■ **PROMPT**
Copy each line below that includes "личности".

■ **EXTRACTED INFORMATION**
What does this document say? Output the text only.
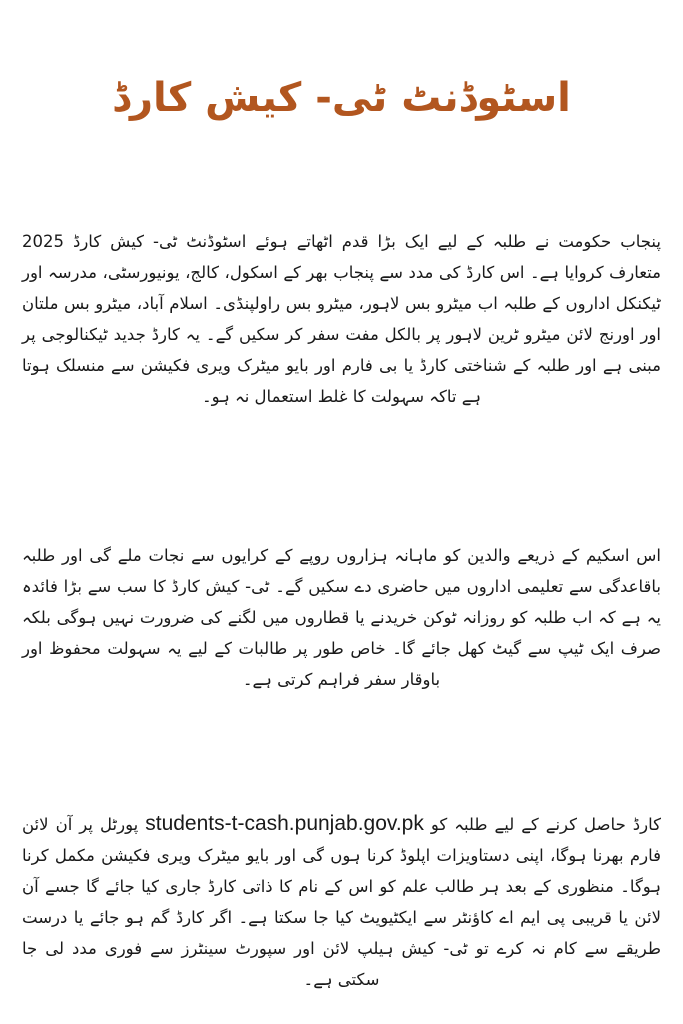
اسٹوڈنٹ ٹی- کیش کارڈ

پنجاب حکومت نے طلبہ کے لیے ایک بڑا قدم اٹھاتے ہوئے اسٹوڈنٹ ٹی- کیش کارڈ 2025 متعارف کروایا ہے۔ اس کارڈ کی مدد سے پنجاب بھر کے اسکول، کالج، یونیورسٹی، مدرسہ اور ٹیکنکل اداروں کے طلبہ اب میٹرو بس لاہور، میٹرو بس راولپنڈی۔ اسلام آباد، میٹرو بس ملتان اور اورنج لائن میٹرو ٹرین لاہور پر بالکل مفت سفر کر سکیں گے۔ یہ کارڈ جدید ٹیکنالوجی پر مبنی ہے اور طلبہ کے شناختی کارڈ یا بی فارم اور بایو میٹرک ویری فکیشن سے منسلک ہوتا ہے تاکہ سہولت کا غلط استعمال نہ ہو۔

اس اسکیم کے ذریعے والدین کو ماہانہ ہزاروں روپے کے کرایوں سے نجات ملے گی اور طلبہ باقاعدگی سے تعلیمی اداروں میں حاضری دے سکیں گے۔ ٹی- کیش کارڈ کا سب سے بڑا فائدہ یہ ہے کہ اب طلبہ کو روزانہ ٹوکن خریدنے یا قطاروں میں لگنے کی ضرورت نہیں ہوگی بلکہ صرف ایک ٹیپ سے گیٹ کھل جائے گا۔ خاص طور پر طالبات کے لیے یہ سہولت محفوظ اور باوقار سفر فراہم کرتی ہے۔

کارڈ حاصل کرنے کے لیے طلبہ کو students-t-cash.punjab.gov.pk پورٹل پر آن لائن فارم بھرنا ہوگا، اپنی دستاویزات اپلوڈ کرنا ہوں گی اور بایو میٹرک ویری فکیشن مکمل کرنا ہوگا۔ منظوری کے بعد ہر طالب علم کو اس کے نام کا ذاتی کارڈ جاری کیا جائے گا جسے آن لائن یا قریبی پی ایم اے کاؤنٹر سے ایکٹیویٹ کیا جا سکتا ہے۔ اگر کارڈ گم ہو جائے یا درست طریقے سے کام نہ کرے تو ٹی- کیش ہیلپ لائن اور سپورٹ سینٹرز سے فوری مدد لی جا سکتی ہے۔
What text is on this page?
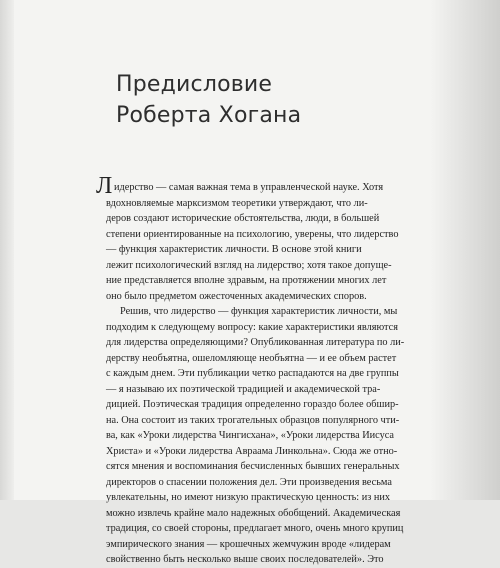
Предисловие
Роберта Хогана
Л идерство — самая важная тема в управленческой науке. Хотя
вдохновляемые марксизмом теоретики утверждают, что ли-
деров создают исторические обстоятельства, люди, в большей
степени ориентированные на психологию, уверены, что лидерство
— функция характеристик личности. В основе этой книги
лежит психологический взгляд на лидерство; хотя такое допуще-
ние представляется вполне здравым, на протяжении многих лет
оно было предметом ожесточенных академических споров.
Решив, что лидерство — функция характеристик личности, мы
подходим к следующему вопросу: какие характеристики являются
для лидерства определяющими? Опубликованная литература по ли-
дерству необъятна, ошеломляюще необъятна — и ее объем растет
с каждым днем. Эти публикации четко распадаются на две группы
— я называю их поэтической традицией и академической тра-
дицией. Поэтическая традиция определенно гораздо более обшир-
на. Она состоит из таких трогательных образцов популярного чти-
ва, как «Уроки лидерства Чингисхана», «Уроки лидерства Иисуса
Христа» и «Уроки лидерства Авраама Линкольна». Сюда же отно-
сятся мнения и воспоминания бесчисленных бывших генеральных
директоров о спасении положения дел. Эти произведения весьма
увлекательны, но имеют низкую практическую ценность: из них
можно извлечь крайне мало надежных обобщений. Академическая
традиция, со своей стороны, предлагает много, очень много крупиц
эмпирического знания — крошечных жемчужин вроде «лидерам
свойственно быть несколько выше своих последователей». Это
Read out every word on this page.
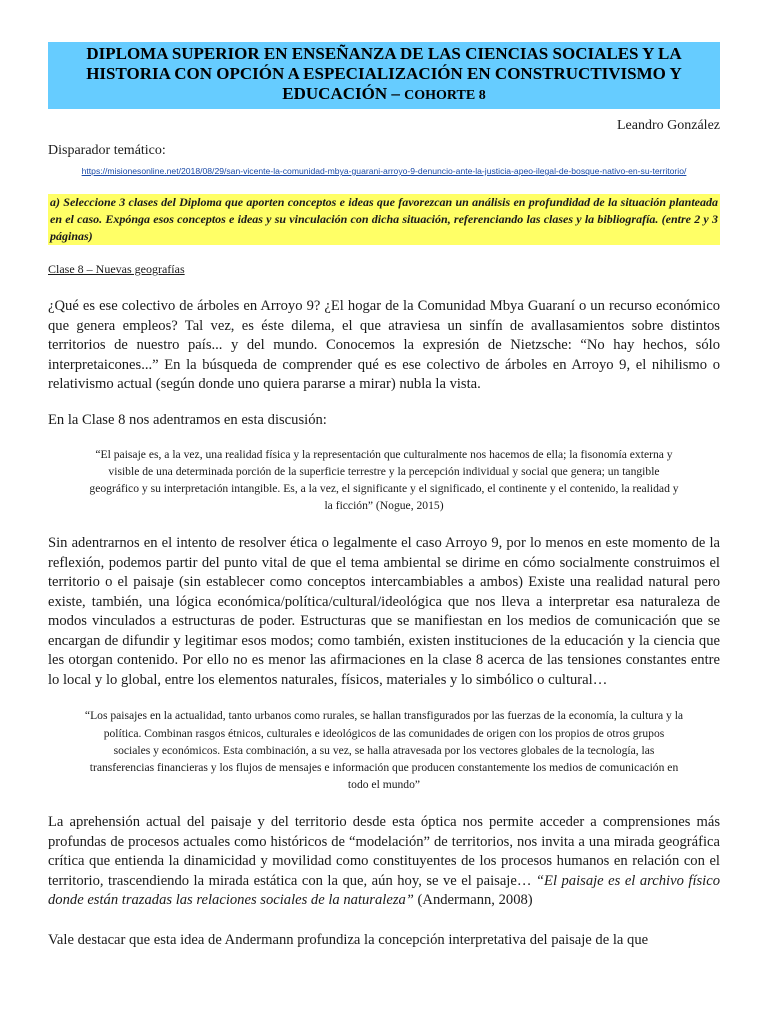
DIPLOMA SUPERIOR EN ENSEÑANZA DE LAS CIENCIAS SOCIALES Y LA HISTORIA CON OPCIÓN A ESPECIALIZACIÓN EN CONSTRUCTIVISMO Y EDUCACIÓN – COHORTE 8
Leandro González
Disparador temático:
https://misionesonline.net/2018/08/29/san-vicente-la-comunidad-mbya-guarani-arroyo-9-denuncio-ante-la-justicia-apeo-ilegal-de-bosque-nativo-en-su-territorio/
a) Seleccione 3 clases del Diploma que aporten conceptos e ideas que favorezcan un análisis en profundidad de la situación planteada en el caso. Expónga esos conceptos e ideas y su vinculación con dicha situación, referenciando las clases y la bibliografía. (entre 2 y 3 páginas)
Clase 8 – Nuevas geografías

¿Qué es ese colectivo de árboles en Arroyo 9? ¿El hogar de la Comunidad Mbya Guaraní o un recurso económico que genera empleos? Tal vez, es éste dilema, el que atraviesa un sinfín de avallasamientos sobre distintos territorios de nuestro país... y del mundo. Conocemos la expresión de Nietzsche: “No hay hechos, sólo interpretaicones...” En la búsqueda de comprender qué es ese colectivo de árboles en Arroyo 9, el nihilismo o relativismo actual (según donde uno quiera pararse a mirar) nubla la vista.

En la Clase 8 nos adentramos en esta discusión:

“El paisaje es, a la vez, una realidad física y la representación que culturalmente nos hacemos de ella; la fisonomía externa y visible de una determinada porción de la superficie terrestre y la percepción individual y social que genera; un tangible geográfico y su interpretación intangible. Es, a la vez, el significante y el significado, el continente y el contenido, la realidad y la ficción” (Nogue, 2015)

Sin adentrarnos en el intento de resolver ética o legalmente el caso Arroyo 9, por lo menos en este momento de la reflexión, podemos partir del punto vital de que el tema ambiental se dirime en cómo socialmente construimos el territorio o el paisaje (sin establecer como conceptos intercambiables a ambos) Existe una realidad natural pero existe, también, una lógica económica/política/cultural/ideológica que nos lleva a interpretar esa naturaleza de modos vinculados a estructuras de poder. Estructuras que se manifiestan en los medios de comunicación que se encargan de difundir y legitimar esos modos; como también, existen instituciones de la educación y la ciencia que les otorgan contenido. Por ello no es menor las afirmaciones en la clase 8 acerca de las tensiones constantes entre lo local y lo global, entre los elementos naturales, físicos, materiales y lo simbólico o cultural…

“Los paisajes en la actualidad, tanto urbanos como rurales, se hallan transfigurados por las fuerzas de la economía, la cultura y la política. Combinan rasgos étnicos, culturales e ideológicos de las comunidades de origen con los propios de otros grupos sociales y económicos. Esta combinación, a su vez, se halla atravesada por los vectores globales de la tecnología, las transferencias financieras y los flujos de mensajes e información que producen constantemente los medios de comunicación en todo el mundo”

La aprehensión actual del paisaje y del territorio desde esta óptica nos permite acceder a comprensiones más profundas de procesos actuales como históricos de “modelación” de territorios, nos invita a una mirada geográfica crítica que entienda la dinamicidad y movilidad como constituyentes de los procesos humanos en relación con el territorio, trascendiendo la mirada estática con la que, aún hoy, se ve el paisaje… “El paisaje es el archivo físico donde están trazadas las relaciones sociales de la naturaleza” (Andermann, 2008)

Vale destacar que esta idea de Andermann profundiza la concepción interpretativa del paisaje de la que
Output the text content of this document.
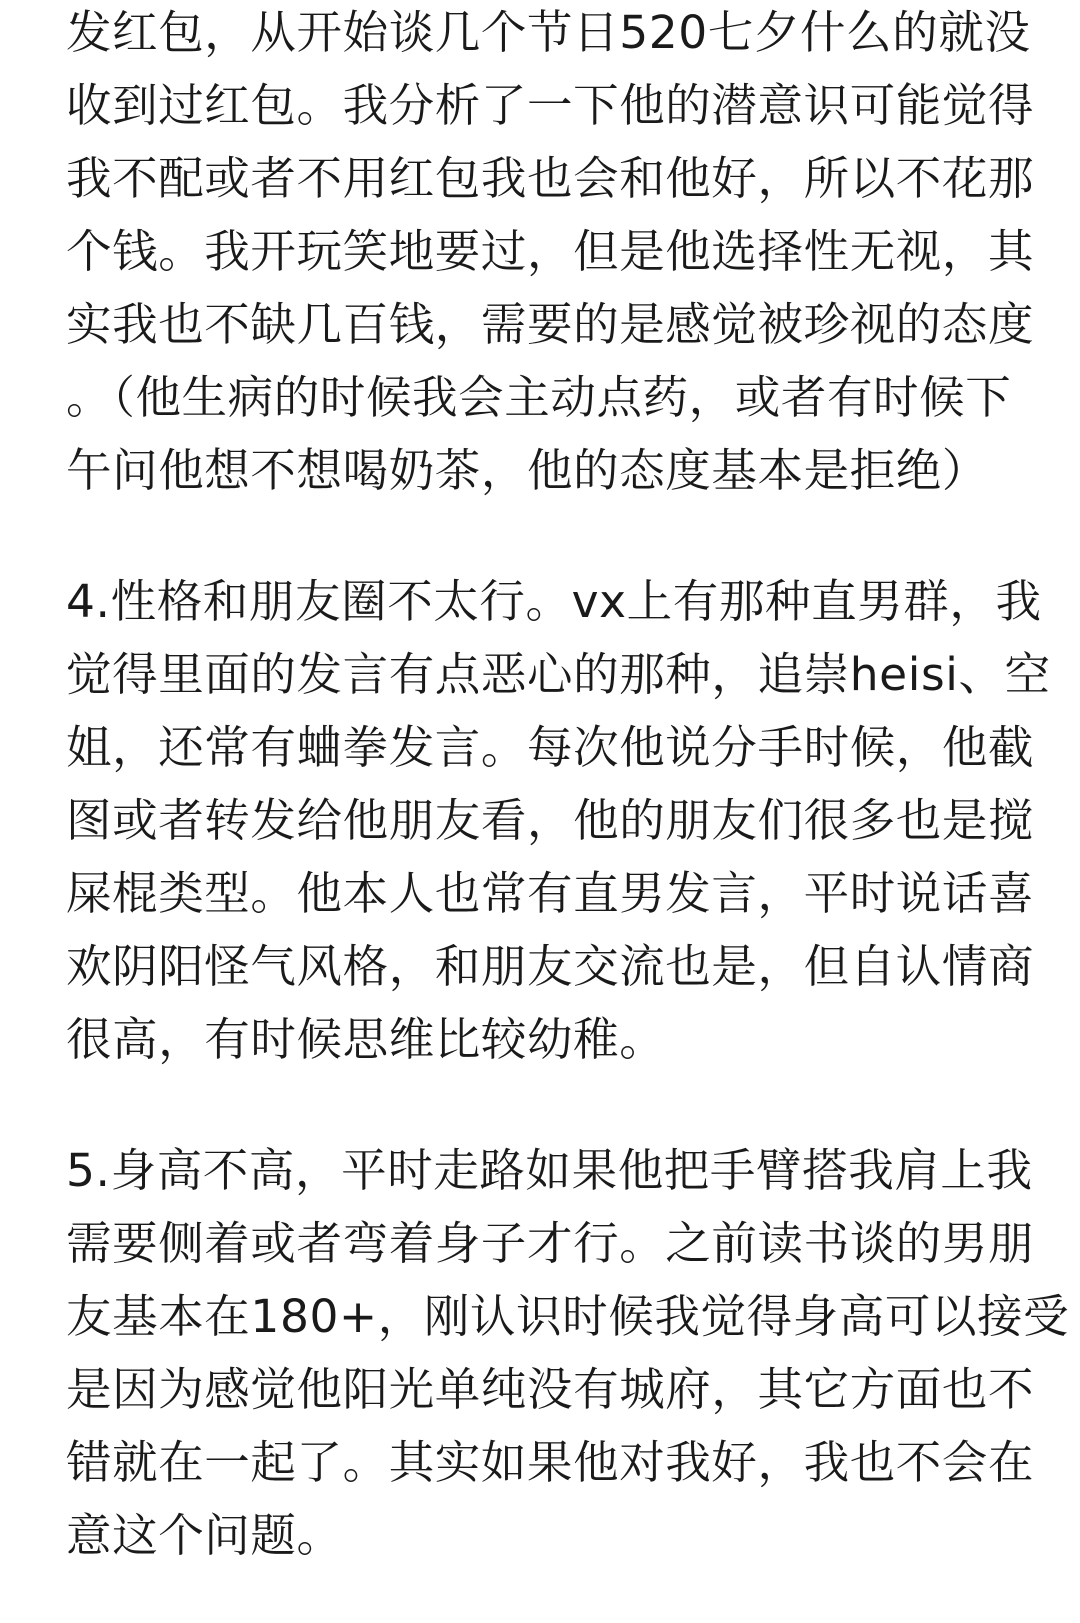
发红包，从开始谈几个节日520七夕什么的就没
收到过红包。我分析了一下他的潜意识可能觉得
我不配或者不用红包我也会和他好，所以不花那
个钱。我开玩笑地要过，但是他选择性无视，其
实我也不缺几百钱，需要的是感觉被珍视的态度
。（他生病的时候我会主动点药，或者有时候下
午问他想不想喝奶茶，他的态度基本是拒绝）
4.性格和朋友圈不太行。vx上有那种直男群，我
觉得里面的发言有点恶心的那种，追崇heisi、空
姐，还常有蛐拳发言。每次他说分手时候，他截
图或者转发给他朋友看，他的朋友们很多也是搅
屎棍类型。他本人也常有直男发言，平时说话喜
欢阴阳怪气风格，和朋友交流也是，但自认情商
很高，有时候思维比较幼稚。
5.身高不高，平时走路如果他把手臂搭我肩上我
需要侧着或者弯着身子才行。之前读书谈的男朋
友基本在180+，刚认识时候我觉得身高可以接受
是因为感觉他阳光单纯没有城府，其它方面也不
错就在一起了。其实如果他对我好，我也不会在
意这个问题。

■ **COMPLETE ANSWER**
— функция характеристик личности. В основе этой книги
Решив, что лидерство — функция характеристик личности, мы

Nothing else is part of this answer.